• **Exercise goal**
Leaving out the images, reproduce every line of the data that follows exactly.

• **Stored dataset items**
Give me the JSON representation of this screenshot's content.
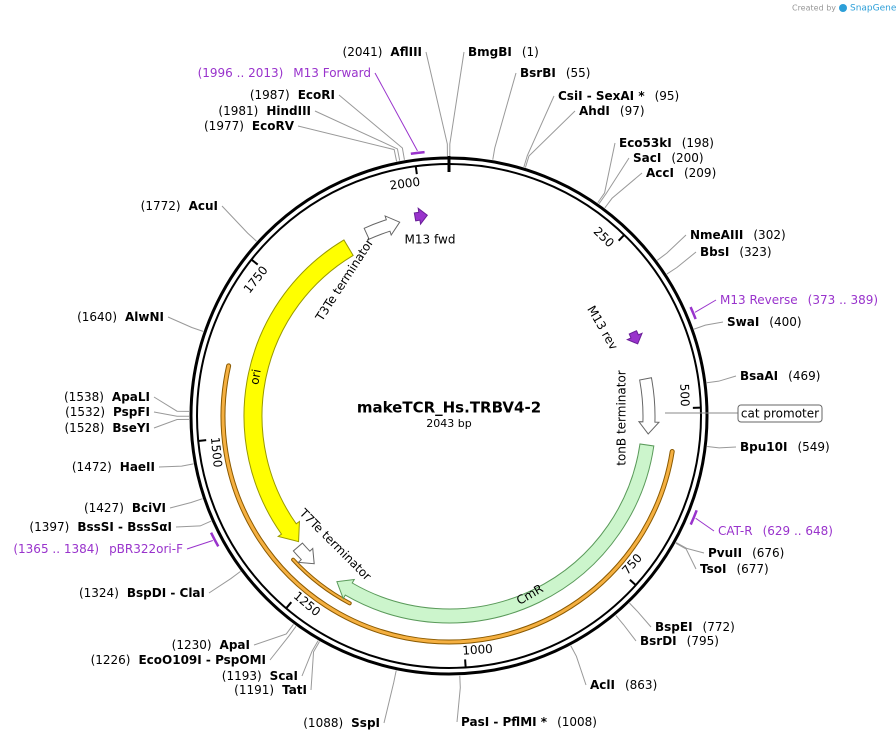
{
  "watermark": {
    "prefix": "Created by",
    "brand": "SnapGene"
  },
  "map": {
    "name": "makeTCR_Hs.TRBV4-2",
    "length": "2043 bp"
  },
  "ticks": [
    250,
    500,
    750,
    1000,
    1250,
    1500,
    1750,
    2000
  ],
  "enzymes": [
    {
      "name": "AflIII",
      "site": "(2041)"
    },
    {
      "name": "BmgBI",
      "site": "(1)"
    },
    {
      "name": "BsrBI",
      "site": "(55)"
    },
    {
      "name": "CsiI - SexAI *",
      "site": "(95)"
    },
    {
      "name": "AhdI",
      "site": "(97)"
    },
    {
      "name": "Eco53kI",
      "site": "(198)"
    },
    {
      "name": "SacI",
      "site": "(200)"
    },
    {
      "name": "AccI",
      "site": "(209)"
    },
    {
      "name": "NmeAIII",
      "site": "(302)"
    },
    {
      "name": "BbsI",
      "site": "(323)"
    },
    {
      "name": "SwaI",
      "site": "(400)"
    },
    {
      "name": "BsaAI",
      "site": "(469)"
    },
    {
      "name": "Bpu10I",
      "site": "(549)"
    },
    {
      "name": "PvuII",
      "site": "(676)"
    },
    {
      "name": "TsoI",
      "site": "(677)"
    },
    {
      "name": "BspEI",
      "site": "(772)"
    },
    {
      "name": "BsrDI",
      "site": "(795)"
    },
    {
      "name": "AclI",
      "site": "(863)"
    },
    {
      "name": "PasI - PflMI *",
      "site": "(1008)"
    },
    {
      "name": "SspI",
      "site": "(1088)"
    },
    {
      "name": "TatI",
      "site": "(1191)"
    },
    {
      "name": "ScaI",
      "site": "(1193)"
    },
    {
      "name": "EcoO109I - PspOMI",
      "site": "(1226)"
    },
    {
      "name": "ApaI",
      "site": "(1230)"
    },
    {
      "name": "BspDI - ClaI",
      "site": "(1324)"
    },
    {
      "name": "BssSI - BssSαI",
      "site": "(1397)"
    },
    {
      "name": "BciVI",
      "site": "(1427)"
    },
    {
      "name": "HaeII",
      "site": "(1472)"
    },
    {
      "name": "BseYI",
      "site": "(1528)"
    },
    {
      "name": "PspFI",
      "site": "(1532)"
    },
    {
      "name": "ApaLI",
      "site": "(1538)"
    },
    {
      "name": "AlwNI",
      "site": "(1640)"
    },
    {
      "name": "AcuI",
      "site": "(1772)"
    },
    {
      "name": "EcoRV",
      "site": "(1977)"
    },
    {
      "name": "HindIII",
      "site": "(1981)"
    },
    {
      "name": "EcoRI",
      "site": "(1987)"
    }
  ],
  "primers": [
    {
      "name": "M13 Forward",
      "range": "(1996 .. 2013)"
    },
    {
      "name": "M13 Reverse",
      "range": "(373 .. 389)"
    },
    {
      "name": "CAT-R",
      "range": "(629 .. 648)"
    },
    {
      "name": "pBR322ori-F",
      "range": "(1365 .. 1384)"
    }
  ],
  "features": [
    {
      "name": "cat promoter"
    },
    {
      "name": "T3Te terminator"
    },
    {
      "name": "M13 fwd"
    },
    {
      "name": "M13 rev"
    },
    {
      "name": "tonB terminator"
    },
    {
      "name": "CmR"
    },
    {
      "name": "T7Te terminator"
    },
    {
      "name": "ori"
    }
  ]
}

• **Response to the exercise**
Give me the JSON representation of this screenshot's content.
{
  "watermark": {
    "prefix": "Created by",
    "brand": "SnapGene"
  },
  "map": {
    "name": "makeTCR_Hs.TRBV4-2",
    "length": "2043 bp"
  },
  "ticks": [
    250,
    500,
    750,
    1000,
    1250,
    1500,
    1750,
    2000
  ],
  "enzymes": [
    {
      "name": "AflIII",
      "site": "(2041)"
    },
    {
      "name": "BmgBI",
      "site": "(1)"
    },
    {
      "name": "BsrBI",
      "site": "(55)"
    },
    {
      "name": "CsiI - SexAI *",
      "site": "(95)"
    },
    {
      "name": "AhdI",
      "site": "(97)"
    },
    {
      "name": "Eco53kI",
      "site": "(198)"
    },
    {
      "name": "SacI",
      "site": "(200)"
    },
    {
      "name": "AccI",
      "site": "(209)"
    },
    {
      "name": "NmeAIII",
      "site": "(302)"
    },
    {
      "name": "BbsI",
      "site": "(323)"
    },
    {
      "name": "SwaI",
      "site": "(400)"
    },
    {
      "name": "BsaAI",
      "site": "(469)"
    },
    {
      "name": "Bpu10I",
      "site": "(549)"
    },
    {
      "name": "PvuII",
      "site": "(676)"
    },
    {
      "name": "TsoI",
      "site": "(677)"
    },
    {
      "name": "BspEI",
      "site": "(772)"
    },
    {
      "name": "BsrDI",
      "site": "(795)"
    },
    {
      "name": "AclI",
      "site": "(863)"
    },
    {
      "name": "PasI - PflMI *",
      "site": "(1008)"
    },
    {
      "name": "SspI",
      "site": "(1088)"
    },
    {
      "name": "TatI",
      "site": "(1191)"
    },
    {
      "name": "ScaI",
      "site": "(1193)"
    },
    {
      "name": "EcoO109I - PspOMI",
      "site": "(1226)"
    },
    {
      "name": "ApaI",
      "site": "(1230)"
    },
    {
      "name": "BspDI - ClaI",
      "site": "(1324)"
    },
    {
      "name": "BssSI - BssSαI",
      "site": "(1397)"
    },
    {
      "name": "BciVI",
      "site": "(1427)"
    },
    {
      "name": "HaeII",
      "site": "(1472)"
    },
    {
      "name": "BseYI",
      "site": "(1528)"
    },
    {
      "name": "PspFI",
      "site": "(1532)"
    },
    {
      "name": "ApaLI",
      "site": "(1538)"
    },
    {
      "name": "AlwNI",
      "site": "(1640)"
    },
    {
      "name": "AcuI",
      "site": "(1772)"
    },
    {
      "name": "EcoRV",
      "site": "(1977)"
    },
    {
      "name": "HindIII",
      "site": "(1981)"
    },
    {
      "name": "EcoRI",
      "site": "(1987)"
    }
  ],
  "primers": [
    {
      "name": "M13 Forward",
      "range": "(1996 .. 2013)"
    },
    {
      "name": "M13 Reverse",
      "range": "(373 .. 389)"
    },
    {
      "name": "CAT-R",
      "range": "(629 .. 648)"
    },
    {
      "name": "pBR322ori-F",
      "range": "(1365 .. 1384)"
    }
  ],
  "features": [
    {
      "name": "cat promoter"
    },
    {
      "name": "T3Te terminator"
    },
    {
      "name": "M13 fwd"
    },
    {
      "name": "M13 rev"
    },
    {
      "name": "tonB terminator"
    },
    {
      "name": "CmR"
    },
    {
      "name": "T7Te terminator"
    },
    {
      "name": "ori"
    }
  ]
}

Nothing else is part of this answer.